[Dataset rows]
#####

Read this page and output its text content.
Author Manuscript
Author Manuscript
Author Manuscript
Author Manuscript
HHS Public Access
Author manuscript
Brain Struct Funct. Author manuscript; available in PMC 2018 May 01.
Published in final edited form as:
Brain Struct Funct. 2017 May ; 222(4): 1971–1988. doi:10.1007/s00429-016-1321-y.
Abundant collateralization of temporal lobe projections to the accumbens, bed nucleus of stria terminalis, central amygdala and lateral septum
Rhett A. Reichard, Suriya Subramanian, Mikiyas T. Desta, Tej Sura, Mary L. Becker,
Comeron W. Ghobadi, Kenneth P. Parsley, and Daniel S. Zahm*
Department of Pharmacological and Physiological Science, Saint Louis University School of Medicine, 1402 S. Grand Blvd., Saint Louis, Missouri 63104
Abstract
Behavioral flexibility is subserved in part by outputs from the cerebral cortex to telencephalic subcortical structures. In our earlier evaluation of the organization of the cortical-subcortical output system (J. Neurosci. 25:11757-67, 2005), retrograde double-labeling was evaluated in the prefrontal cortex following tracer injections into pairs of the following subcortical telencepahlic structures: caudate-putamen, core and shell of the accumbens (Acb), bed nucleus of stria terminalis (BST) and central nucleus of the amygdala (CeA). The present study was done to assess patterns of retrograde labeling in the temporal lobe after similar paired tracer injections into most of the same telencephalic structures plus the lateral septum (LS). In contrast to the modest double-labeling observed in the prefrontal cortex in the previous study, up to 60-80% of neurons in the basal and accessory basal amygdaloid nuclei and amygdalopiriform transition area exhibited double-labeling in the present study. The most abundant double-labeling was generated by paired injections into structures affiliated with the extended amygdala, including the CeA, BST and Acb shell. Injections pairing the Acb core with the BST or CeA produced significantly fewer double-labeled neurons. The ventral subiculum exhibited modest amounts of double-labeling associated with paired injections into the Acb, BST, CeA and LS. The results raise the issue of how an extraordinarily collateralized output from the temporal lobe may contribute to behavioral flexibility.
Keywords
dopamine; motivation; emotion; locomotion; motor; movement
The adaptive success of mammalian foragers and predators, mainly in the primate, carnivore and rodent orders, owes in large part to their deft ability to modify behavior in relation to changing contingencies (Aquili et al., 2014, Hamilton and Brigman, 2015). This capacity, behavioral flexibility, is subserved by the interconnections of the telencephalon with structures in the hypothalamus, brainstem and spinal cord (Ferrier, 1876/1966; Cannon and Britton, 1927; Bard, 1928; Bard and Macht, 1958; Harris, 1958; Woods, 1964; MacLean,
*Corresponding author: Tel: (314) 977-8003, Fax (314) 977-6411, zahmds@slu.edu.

#####

*EXERCISE PROMPT:* In the entries above, find each line with the string "Funct" and copy it.

*SOLUTION TO THIS EXERCISE:*
Brain Struct Funct. Author manuscript; available in PMC 2018 May 01.
Brain Struct Funct. 2017 May ; 222(4): 1971–1988. doi:10.1007/s00429-016-1321-y.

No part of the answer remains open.